Task to complete -
Repeat the lines that follow, leaving nothing out.

Dataset records -
= = = = = = =

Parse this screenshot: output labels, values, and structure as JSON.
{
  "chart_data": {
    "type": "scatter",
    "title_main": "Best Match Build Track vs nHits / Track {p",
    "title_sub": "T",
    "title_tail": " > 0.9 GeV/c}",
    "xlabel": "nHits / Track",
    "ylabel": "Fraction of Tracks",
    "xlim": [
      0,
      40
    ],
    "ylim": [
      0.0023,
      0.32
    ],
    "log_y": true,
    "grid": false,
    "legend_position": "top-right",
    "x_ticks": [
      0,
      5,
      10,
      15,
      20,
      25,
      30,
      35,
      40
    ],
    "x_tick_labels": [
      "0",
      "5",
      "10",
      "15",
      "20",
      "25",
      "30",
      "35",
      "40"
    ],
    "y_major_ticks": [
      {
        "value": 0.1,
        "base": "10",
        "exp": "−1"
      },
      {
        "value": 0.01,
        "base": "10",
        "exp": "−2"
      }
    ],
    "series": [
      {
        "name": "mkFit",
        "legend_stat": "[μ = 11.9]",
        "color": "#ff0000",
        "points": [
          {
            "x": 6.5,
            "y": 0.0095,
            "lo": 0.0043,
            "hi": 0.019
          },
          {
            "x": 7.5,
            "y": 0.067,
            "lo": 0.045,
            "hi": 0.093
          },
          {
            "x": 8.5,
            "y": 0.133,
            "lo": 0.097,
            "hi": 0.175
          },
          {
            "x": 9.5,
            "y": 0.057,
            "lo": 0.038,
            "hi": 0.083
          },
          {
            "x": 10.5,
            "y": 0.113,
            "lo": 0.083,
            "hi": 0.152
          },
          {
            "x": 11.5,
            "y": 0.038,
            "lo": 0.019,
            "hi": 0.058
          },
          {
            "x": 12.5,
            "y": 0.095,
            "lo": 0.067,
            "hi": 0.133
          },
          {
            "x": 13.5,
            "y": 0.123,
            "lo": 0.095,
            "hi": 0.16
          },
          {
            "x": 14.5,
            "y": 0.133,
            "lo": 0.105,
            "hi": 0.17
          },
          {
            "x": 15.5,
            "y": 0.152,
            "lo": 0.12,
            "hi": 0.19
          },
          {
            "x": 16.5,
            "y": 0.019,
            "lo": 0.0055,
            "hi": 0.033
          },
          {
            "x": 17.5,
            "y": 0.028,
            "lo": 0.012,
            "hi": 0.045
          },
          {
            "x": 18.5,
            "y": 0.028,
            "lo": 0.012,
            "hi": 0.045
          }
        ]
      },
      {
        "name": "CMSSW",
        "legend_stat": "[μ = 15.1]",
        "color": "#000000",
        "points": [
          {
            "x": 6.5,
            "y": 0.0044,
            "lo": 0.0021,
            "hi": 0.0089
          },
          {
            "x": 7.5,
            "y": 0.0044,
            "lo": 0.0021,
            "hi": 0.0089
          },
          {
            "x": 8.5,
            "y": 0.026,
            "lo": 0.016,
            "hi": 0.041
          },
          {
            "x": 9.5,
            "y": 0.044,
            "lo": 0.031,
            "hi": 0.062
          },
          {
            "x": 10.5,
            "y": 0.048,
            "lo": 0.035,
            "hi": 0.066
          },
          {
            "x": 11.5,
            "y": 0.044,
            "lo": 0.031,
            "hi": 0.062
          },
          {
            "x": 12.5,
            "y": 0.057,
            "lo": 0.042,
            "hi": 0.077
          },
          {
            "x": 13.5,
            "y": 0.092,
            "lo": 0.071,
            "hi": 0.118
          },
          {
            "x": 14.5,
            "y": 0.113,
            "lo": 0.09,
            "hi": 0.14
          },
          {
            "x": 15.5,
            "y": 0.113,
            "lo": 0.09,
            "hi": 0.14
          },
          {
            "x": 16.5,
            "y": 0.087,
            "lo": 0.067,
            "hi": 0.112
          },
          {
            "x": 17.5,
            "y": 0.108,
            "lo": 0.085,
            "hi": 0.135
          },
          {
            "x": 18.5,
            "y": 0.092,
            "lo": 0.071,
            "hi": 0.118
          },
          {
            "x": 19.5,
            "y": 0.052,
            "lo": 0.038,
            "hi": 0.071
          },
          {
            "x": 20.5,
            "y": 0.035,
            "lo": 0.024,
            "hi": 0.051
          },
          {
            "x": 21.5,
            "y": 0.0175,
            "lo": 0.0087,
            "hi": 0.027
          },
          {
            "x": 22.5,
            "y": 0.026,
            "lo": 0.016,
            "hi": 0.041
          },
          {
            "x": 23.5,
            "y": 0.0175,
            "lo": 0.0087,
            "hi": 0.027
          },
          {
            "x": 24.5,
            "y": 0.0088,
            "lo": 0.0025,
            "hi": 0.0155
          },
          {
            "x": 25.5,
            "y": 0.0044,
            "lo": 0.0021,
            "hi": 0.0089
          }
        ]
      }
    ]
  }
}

= = = = = = =

Answer -
Parse this screenshot: output labels, values, and structure as JSON.
{
  "chart_data": {
    "type": "scatter",
    "title_main": "Best Match Build Track vs nHits / Track {p",
    "title_sub": "T",
    "title_tail": " > 0.9 GeV/c}",
    "xlabel": "nHits / Track",
    "ylabel": "Fraction of Tracks",
    "xlim": [
      0,
      40
    ],
    "ylim": [
      0.0023,
      0.32
    ],
    "log_y": true,
    "grid": false,
    "legend_position": "top-right",
    "x_ticks": [
      0,
      5,
      10,
      15,
      20,
      25,
      30,
      35,
      40
    ],
    "x_tick_labels": [
      "0",
      "5",
      "10",
      "15",
      "20",
      "25",
      "30",
      "35",
      "40"
    ],
    "y_major_ticks": [
      {
        "value": 0.1,
        "base": "10",
        "exp": "−1"
      },
      {
        "value": 0.01,
        "base": "10",
        "exp": "−2"
      }
    ],
    "series": [
      {
        "name": "mkFit",
        "legend_stat": "[μ = 11.9]",
        "color": "#ff0000",
        "points": [
          {
            "x": 6.5,
            "y": 0.0095,
            "lo": 0.0043,
            "hi": 0.019
          },
          {
            "x": 7.5,
            "y": 0.067,
            "lo": 0.045,
            "hi": 0.093
          },
          {
            "x": 8.5,
            "y": 0.133,
            "lo": 0.097,
            "hi": 0.175
          },
          {
            "x": 9.5,
            "y": 0.057,
            "lo": 0.038,
            "hi": 0.083
          },
          {
            "x": 10.5,
            "y": 0.113,
            "lo": 0.083,
            "hi": 0.152
          },
          {
            "x": 11.5,
            "y": 0.038,
            "lo": 0.019,
            "hi": 0.058
          },
          {
            "x": 12.5,
            "y": 0.095,
            "lo": 0.067,
            "hi": 0.133
          },
          {
            "x": 13.5,
            "y": 0.123,
            "lo": 0.095,
            "hi": 0.16
          },
          {
            "x": 14.5,
            "y": 0.133,
            "lo": 0.105,
            "hi": 0.17
          },
          {
            "x": 15.5,
            "y": 0.152,
            "lo": 0.12,
            "hi": 0.19
          },
          {
            "x": 16.5,
            "y": 0.019,
            "lo": 0.0055,
            "hi": 0.033
          },
          {
            "x": 17.5,
            "y": 0.028,
            "lo": 0.012,
            "hi": 0.045
          },
          {
            "x": 18.5,
            "y": 0.028,
            "lo": 0.012,
            "hi": 0.045
          }
        ]
      },
      {
        "name": "CMSSW",
        "legend_stat": "[μ = 15.1]",
        "color": "#000000",
        "points": [
          {
            "x": 6.5,
            "y": 0.0044,
            "lo": 0.0021,
            "hi": 0.0089
          },
          {
            "x": 7.5,
            "y": 0.0044,
            "lo": 0.0021,
            "hi": 0.0089
          },
          {
            "x": 8.5,
            "y": 0.026,
            "lo": 0.016,
            "hi": 0.041
          },
          {
            "x": 9.5,
            "y": 0.044,
            "lo": 0.031,
            "hi": 0.062
          },
          {
            "x": 10.5,
            "y": 0.048,
            "lo": 0.035,
            "hi": 0.066
          },
          {
            "x": 11.5,
            "y": 0.044,
            "lo": 0.031,
            "hi": 0.062
          },
          {
            "x": 12.5,
            "y": 0.057,
            "lo": 0.042,
            "hi": 0.077
          },
          {
            "x": 13.5,
            "y": 0.092,
            "lo": 0.071,
            "hi": 0.118
          },
          {
            "x": 14.5,
            "y": 0.113,
            "lo": 0.09,
            "hi": 0.14
          },
          {
            "x": 15.5,
            "y": 0.113,
            "lo": 0.09,
            "hi": 0.14
          },
          {
            "x": 16.5,
            "y": 0.087,
            "lo": 0.067,
            "hi": 0.112
          },
          {
            "x": 17.5,
            "y": 0.108,
            "lo": 0.085,
            "hi": 0.135
          },
          {
            "x": 18.5,
            "y": 0.092,
            "lo": 0.071,
            "hi": 0.118
          },
          {
            "x": 19.5,
            "y": 0.052,
            "lo": 0.038,
            "hi": 0.071
          },
          {
            "x": 20.5,
            "y": 0.035,
            "lo": 0.024,
            "hi": 0.051
          },
          {
            "x": 21.5,
            "y": 0.0175,
            "lo": 0.0087,
            "hi": 0.027
          },
          {
            "x": 22.5,
            "y": 0.026,
            "lo": 0.016,
            "hi": 0.041
          },
          {
            "x": 23.5,
            "y": 0.0175,
            "lo": 0.0087,
            "hi": 0.027
          },
          {
            "x": 24.5,
            "y": 0.0088,
            "lo": 0.0025,
            "hi": 0.0155
          },
          {
            "x": 25.5,
            "y": 0.0044,
            "lo": 0.0021,
            "hi": 0.0089
          }
        ]
      }
    ]
  }
}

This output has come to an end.